What is needed: Show every line below where "JSON" can be found.

Material:
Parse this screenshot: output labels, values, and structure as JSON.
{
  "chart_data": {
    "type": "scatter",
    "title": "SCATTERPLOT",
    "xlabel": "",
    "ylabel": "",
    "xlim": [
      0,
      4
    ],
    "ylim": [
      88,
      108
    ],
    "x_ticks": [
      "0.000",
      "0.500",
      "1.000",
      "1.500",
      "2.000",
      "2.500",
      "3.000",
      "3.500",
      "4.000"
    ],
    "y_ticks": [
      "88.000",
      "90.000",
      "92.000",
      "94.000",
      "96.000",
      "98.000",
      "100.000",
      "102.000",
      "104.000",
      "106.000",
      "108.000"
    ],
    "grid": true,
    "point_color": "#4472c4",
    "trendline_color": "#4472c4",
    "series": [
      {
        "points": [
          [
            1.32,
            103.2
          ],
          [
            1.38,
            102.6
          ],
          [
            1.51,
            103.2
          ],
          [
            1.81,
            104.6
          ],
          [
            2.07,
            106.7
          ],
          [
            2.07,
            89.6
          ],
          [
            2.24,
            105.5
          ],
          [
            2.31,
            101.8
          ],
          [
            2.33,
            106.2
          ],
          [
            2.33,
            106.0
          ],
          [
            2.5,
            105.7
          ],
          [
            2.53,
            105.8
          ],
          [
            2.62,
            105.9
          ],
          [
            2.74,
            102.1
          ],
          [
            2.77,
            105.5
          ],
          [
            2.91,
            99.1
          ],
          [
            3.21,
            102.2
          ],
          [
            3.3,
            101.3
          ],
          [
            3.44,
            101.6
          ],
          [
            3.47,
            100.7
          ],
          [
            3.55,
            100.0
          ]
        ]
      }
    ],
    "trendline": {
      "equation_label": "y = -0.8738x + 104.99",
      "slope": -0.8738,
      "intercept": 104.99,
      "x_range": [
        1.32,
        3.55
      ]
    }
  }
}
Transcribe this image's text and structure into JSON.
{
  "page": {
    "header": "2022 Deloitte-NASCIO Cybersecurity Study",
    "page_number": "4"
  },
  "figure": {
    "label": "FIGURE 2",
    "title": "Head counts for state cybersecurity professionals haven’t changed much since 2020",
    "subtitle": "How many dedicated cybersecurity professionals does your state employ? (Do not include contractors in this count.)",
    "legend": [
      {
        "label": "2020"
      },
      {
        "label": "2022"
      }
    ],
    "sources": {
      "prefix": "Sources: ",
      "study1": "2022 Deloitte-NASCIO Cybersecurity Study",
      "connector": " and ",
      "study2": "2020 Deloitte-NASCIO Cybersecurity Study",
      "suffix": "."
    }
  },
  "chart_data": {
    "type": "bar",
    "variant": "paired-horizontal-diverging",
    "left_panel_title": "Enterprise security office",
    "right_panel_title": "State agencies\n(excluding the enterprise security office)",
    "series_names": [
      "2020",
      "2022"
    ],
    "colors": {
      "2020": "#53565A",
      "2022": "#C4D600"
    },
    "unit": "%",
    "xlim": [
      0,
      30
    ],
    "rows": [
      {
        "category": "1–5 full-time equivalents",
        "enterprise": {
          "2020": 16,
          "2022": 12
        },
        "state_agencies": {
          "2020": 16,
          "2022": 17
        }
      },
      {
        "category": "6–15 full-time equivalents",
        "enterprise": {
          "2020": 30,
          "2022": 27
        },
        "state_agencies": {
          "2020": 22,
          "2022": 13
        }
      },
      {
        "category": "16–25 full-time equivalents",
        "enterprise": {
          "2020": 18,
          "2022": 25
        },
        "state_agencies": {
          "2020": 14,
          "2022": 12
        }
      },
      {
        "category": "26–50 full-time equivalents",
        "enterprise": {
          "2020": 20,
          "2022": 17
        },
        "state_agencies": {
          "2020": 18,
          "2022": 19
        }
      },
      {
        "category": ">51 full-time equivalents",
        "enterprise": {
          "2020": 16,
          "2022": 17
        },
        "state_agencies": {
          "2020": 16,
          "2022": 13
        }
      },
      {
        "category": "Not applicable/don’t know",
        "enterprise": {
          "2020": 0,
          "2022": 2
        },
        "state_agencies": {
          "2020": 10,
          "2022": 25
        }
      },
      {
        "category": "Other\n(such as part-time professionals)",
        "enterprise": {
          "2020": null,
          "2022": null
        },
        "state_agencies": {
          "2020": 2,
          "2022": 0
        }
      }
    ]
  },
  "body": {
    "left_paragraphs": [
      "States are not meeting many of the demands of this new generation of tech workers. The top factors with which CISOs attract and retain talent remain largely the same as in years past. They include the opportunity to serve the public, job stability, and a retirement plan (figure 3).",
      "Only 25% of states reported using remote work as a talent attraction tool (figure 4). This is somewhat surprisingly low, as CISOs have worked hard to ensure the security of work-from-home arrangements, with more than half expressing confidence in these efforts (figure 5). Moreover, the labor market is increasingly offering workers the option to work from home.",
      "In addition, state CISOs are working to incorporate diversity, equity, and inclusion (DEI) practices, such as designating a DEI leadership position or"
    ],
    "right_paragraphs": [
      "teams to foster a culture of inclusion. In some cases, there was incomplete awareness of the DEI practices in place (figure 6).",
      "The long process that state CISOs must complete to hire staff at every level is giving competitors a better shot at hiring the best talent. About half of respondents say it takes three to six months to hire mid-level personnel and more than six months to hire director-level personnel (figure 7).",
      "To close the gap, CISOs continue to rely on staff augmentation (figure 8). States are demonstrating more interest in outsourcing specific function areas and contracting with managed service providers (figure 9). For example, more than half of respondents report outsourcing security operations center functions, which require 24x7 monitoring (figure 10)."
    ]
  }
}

Written answer:
Parse this screenshot: output labels, values, and structure as JSON.
Transcribe this image's text and structure into JSON.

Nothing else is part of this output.